MATERIAL FOR THIS TASK:

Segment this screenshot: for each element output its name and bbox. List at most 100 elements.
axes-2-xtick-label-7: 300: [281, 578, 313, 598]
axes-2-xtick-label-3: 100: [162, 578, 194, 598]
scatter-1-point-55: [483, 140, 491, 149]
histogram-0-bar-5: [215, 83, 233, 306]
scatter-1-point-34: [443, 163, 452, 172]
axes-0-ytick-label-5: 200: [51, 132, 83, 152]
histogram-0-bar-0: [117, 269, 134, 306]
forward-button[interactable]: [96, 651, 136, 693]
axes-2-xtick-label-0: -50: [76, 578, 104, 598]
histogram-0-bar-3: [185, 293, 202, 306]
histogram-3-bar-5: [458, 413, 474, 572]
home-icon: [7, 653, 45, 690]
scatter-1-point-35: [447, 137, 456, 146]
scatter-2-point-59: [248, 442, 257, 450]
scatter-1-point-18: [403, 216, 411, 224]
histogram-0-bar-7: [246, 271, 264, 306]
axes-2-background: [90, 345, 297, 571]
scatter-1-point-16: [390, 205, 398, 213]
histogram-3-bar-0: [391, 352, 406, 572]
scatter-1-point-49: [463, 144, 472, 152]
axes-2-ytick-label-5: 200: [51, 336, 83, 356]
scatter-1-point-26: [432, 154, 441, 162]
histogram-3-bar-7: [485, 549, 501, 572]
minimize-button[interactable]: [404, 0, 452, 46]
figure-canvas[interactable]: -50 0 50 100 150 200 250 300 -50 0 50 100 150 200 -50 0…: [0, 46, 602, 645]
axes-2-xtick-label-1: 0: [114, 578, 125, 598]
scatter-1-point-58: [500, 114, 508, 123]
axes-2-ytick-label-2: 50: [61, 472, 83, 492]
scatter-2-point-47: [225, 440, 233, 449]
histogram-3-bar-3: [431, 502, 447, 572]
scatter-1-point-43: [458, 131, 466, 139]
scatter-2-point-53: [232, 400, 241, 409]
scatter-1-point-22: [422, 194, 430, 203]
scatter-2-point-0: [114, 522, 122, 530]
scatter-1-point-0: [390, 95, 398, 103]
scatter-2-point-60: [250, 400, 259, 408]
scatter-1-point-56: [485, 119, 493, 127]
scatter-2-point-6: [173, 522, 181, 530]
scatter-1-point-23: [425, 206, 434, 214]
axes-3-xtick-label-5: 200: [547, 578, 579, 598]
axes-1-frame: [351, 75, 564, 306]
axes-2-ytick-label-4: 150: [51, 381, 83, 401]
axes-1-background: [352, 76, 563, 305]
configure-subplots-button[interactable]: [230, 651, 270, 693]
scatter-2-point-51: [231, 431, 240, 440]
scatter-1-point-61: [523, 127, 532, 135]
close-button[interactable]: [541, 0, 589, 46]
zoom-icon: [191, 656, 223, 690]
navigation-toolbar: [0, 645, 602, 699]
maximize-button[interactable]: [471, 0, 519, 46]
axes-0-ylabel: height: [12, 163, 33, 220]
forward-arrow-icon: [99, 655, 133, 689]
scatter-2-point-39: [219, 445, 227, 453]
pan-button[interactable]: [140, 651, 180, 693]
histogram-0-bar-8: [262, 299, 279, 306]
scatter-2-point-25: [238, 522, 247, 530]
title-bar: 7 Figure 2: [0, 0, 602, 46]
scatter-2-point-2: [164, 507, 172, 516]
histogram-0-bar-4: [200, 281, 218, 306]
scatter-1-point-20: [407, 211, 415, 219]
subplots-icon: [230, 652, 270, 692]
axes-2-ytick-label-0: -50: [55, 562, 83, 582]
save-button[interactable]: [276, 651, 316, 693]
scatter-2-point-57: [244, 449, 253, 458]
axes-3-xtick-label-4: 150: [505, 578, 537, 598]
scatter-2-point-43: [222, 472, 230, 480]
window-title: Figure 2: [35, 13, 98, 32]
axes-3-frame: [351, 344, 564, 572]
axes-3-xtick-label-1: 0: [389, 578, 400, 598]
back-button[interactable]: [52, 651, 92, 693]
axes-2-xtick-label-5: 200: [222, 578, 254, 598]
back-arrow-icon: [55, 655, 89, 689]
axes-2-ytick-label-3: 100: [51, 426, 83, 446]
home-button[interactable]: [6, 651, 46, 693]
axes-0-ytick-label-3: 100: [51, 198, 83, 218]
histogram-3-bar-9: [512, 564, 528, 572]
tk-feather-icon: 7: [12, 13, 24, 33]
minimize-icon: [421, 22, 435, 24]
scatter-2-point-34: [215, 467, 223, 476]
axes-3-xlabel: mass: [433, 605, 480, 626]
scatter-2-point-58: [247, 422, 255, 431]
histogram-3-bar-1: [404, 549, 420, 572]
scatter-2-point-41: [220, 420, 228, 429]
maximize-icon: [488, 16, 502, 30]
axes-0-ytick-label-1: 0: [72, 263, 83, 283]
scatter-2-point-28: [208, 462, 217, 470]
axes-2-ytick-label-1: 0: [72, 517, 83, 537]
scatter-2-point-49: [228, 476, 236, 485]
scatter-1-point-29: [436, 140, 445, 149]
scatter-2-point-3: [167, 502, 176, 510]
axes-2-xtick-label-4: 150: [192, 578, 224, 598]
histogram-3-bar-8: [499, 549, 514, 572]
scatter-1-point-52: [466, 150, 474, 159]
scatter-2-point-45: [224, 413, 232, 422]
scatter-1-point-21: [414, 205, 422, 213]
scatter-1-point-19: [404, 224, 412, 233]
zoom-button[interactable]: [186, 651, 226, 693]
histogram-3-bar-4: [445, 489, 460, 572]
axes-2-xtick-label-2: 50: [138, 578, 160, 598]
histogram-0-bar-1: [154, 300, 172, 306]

GIVEN PROBLEM: Copy the lines above, from the first one through the line containing "histogram-0-bar-0: [117, 269, 134, 306]", including both, character for character.

THE RESPONSE:
Segment this screenshot: for each element output its name and bbox. List at most 100 elements.
axes-2-xtick-label-7: 300: [281, 578, 313, 598]
axes-2-xtick-label-3: 100: [162, 578, 194, 598]
scatter-1-point-55: [483, 140, 491, 149]
histogram-0-bar-5: [215, 83, 233, 306]
scatter-1-point-34: [443, 163, 452, 172]
axes-0-ytick-label-5: 200: [51, 132, 83, 152]
histogram-0-bar-0: [117, 269, 134, 306]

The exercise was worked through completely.